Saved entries
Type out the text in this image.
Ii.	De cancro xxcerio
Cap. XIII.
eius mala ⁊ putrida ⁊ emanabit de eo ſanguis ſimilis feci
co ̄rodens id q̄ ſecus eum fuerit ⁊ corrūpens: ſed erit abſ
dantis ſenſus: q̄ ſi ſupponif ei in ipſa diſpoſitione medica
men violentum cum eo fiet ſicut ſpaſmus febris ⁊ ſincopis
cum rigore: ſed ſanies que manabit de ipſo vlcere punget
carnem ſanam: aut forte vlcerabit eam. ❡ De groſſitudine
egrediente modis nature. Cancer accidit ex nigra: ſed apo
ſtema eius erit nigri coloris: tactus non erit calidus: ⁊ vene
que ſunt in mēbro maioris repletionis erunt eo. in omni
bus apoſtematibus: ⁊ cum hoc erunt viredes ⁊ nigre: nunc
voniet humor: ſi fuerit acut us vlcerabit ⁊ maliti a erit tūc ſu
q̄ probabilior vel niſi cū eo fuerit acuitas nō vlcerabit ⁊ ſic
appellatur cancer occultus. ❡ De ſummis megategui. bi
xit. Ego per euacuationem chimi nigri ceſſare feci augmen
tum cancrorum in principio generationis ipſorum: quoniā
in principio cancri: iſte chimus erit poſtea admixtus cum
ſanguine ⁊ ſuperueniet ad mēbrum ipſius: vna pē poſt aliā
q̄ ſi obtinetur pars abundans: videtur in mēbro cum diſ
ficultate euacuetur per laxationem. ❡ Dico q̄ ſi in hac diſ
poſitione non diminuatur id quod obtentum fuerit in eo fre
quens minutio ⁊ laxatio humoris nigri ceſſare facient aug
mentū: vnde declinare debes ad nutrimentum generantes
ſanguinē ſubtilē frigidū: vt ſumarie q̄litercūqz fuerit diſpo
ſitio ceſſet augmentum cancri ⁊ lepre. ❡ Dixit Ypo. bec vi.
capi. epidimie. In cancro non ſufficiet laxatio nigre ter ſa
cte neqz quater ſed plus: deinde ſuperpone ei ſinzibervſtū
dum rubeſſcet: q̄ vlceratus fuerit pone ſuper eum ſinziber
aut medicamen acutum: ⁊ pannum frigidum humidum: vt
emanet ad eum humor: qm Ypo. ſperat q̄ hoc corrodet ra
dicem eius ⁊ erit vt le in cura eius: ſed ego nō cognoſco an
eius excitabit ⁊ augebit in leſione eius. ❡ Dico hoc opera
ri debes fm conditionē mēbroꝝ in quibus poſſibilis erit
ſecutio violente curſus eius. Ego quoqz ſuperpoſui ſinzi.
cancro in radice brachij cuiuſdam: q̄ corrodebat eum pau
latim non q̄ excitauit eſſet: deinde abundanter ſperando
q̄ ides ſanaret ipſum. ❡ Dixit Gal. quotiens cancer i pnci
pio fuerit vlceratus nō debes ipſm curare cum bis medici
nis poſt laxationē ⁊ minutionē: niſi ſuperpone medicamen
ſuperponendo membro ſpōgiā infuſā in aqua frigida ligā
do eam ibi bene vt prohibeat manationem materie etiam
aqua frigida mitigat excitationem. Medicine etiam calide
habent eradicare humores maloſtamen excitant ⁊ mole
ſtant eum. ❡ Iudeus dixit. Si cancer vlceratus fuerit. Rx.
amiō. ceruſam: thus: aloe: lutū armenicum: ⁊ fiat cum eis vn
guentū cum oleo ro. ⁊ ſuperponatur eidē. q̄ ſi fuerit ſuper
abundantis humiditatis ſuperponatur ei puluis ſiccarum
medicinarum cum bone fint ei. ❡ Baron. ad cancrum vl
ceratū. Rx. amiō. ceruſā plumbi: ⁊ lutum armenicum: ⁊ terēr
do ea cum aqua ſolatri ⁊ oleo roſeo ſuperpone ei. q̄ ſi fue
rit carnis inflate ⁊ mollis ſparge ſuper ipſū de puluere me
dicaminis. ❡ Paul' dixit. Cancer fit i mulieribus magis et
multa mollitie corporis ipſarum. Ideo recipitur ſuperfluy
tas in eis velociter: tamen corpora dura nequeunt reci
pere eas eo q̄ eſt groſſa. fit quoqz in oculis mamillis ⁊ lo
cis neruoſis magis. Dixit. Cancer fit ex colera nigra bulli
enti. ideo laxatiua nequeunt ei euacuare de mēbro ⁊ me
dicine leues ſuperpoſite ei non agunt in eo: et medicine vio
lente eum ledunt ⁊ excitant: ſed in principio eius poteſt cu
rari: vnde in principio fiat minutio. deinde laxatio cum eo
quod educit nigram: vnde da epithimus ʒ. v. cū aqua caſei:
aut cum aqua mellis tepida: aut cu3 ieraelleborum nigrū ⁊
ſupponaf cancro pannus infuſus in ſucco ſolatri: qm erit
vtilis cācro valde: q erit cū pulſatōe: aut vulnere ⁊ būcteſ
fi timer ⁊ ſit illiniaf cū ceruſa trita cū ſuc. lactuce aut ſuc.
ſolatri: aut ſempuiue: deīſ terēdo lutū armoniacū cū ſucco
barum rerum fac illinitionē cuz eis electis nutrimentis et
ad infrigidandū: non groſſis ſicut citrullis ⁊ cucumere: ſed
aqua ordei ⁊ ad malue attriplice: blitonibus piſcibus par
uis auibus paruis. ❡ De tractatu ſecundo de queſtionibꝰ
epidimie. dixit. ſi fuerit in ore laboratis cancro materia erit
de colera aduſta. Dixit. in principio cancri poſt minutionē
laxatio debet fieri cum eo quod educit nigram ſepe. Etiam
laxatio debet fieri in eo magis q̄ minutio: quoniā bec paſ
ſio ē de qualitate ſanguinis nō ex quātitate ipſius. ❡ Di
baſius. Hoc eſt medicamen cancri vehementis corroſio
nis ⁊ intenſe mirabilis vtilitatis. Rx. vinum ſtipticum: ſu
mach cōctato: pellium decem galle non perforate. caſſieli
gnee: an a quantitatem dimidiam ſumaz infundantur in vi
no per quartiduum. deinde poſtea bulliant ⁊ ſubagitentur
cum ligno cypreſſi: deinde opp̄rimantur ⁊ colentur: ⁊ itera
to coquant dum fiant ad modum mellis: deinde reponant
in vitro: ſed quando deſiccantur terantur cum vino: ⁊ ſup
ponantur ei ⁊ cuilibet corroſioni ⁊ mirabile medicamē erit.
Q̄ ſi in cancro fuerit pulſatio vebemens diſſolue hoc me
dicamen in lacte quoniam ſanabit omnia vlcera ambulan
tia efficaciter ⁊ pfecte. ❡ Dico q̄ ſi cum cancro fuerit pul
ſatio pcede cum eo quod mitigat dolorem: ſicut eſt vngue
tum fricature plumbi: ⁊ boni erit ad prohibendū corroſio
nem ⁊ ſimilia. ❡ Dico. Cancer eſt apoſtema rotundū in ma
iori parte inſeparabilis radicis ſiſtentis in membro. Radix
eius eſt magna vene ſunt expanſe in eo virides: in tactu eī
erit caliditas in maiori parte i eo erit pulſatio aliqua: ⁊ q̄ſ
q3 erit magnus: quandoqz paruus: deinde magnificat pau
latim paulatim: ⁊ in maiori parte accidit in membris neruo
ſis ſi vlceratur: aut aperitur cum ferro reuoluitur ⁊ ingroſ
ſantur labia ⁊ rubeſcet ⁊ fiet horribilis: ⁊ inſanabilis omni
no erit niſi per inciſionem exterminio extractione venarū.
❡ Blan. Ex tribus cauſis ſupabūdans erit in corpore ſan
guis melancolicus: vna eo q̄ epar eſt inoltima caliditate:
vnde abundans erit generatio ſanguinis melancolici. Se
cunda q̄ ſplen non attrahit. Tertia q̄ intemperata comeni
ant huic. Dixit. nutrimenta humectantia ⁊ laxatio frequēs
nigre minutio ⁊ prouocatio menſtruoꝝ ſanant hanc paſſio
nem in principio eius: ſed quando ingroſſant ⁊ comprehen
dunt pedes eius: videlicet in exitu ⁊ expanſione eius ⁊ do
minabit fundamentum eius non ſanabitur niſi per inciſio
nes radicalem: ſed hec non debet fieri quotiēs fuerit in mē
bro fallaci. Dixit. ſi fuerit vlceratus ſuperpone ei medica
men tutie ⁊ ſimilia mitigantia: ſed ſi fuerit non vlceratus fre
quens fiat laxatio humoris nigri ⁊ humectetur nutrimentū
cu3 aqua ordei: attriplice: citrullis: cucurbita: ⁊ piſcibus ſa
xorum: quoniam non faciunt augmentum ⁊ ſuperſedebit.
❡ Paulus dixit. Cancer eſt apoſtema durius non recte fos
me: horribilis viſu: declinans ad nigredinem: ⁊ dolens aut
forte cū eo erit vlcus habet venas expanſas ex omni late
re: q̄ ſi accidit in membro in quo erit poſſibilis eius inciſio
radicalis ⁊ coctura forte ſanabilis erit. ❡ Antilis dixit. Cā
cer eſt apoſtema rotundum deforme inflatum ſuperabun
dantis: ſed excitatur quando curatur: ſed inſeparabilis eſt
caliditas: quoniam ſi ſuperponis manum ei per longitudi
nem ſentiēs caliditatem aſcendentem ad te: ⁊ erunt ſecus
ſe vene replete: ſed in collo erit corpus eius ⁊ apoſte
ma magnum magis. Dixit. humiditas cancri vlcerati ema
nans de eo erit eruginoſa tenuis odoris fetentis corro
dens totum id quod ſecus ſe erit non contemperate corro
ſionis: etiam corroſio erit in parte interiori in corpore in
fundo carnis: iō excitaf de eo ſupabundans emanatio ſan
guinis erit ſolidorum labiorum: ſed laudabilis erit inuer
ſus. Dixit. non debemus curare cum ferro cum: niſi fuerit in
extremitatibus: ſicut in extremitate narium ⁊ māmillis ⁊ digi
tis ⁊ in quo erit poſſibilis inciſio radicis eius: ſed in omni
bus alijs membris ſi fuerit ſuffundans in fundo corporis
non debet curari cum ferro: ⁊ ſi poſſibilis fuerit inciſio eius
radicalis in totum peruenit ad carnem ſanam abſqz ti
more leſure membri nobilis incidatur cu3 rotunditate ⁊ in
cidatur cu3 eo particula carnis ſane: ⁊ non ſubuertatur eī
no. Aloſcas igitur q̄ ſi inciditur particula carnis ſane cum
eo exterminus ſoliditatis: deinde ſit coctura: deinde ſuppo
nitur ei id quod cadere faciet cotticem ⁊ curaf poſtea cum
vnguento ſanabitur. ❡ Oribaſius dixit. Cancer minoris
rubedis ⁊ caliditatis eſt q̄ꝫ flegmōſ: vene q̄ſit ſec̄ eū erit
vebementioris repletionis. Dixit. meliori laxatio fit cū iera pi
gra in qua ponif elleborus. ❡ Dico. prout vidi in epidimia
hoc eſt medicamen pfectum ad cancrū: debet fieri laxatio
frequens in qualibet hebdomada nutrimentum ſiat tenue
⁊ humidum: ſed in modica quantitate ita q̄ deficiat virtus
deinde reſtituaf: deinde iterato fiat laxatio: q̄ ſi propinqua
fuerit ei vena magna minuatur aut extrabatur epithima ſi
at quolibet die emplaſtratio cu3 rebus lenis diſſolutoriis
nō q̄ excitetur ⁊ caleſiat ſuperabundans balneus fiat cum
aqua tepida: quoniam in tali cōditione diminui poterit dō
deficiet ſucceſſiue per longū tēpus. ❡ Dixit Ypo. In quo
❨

The request: From the records, copy every line that has the string "membro" in it.

Expected output:
ſuperponendo membro ſpōgiā infuſā in aqua frigida ligā
iori parte inſeparabilis radicis ſiſtentis in membro. Radix
re: q̄ ſi accidit in membro in quo erit poſſibilis eius inciſio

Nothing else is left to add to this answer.